Task brief: Report every line in the listing below where the string "СЕТКА" shows up.

Material for the task:
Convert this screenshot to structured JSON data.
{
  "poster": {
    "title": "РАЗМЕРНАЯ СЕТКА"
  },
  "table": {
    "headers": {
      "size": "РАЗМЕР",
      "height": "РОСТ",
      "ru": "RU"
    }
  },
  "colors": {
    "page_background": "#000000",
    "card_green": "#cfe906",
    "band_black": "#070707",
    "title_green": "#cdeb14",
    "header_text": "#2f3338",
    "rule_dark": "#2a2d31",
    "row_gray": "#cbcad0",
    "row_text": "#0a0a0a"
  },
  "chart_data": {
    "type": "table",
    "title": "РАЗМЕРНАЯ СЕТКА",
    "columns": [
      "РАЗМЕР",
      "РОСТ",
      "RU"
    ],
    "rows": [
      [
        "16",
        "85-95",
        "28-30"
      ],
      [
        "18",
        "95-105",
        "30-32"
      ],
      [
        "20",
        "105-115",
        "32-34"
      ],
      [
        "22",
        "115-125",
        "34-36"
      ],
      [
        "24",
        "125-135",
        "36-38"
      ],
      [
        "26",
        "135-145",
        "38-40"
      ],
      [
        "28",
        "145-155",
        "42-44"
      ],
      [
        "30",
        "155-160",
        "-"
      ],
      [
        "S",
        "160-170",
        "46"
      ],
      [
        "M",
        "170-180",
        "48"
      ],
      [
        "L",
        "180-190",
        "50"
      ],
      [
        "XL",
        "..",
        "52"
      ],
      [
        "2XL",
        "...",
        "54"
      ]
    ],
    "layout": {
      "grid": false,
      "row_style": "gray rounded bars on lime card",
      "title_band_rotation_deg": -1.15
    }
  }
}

Completed exercise:
    "title": "РАЗМЕРНАЯ СЕТКА"
    "title": "РАЗМЕРНАЯ СЕТКА",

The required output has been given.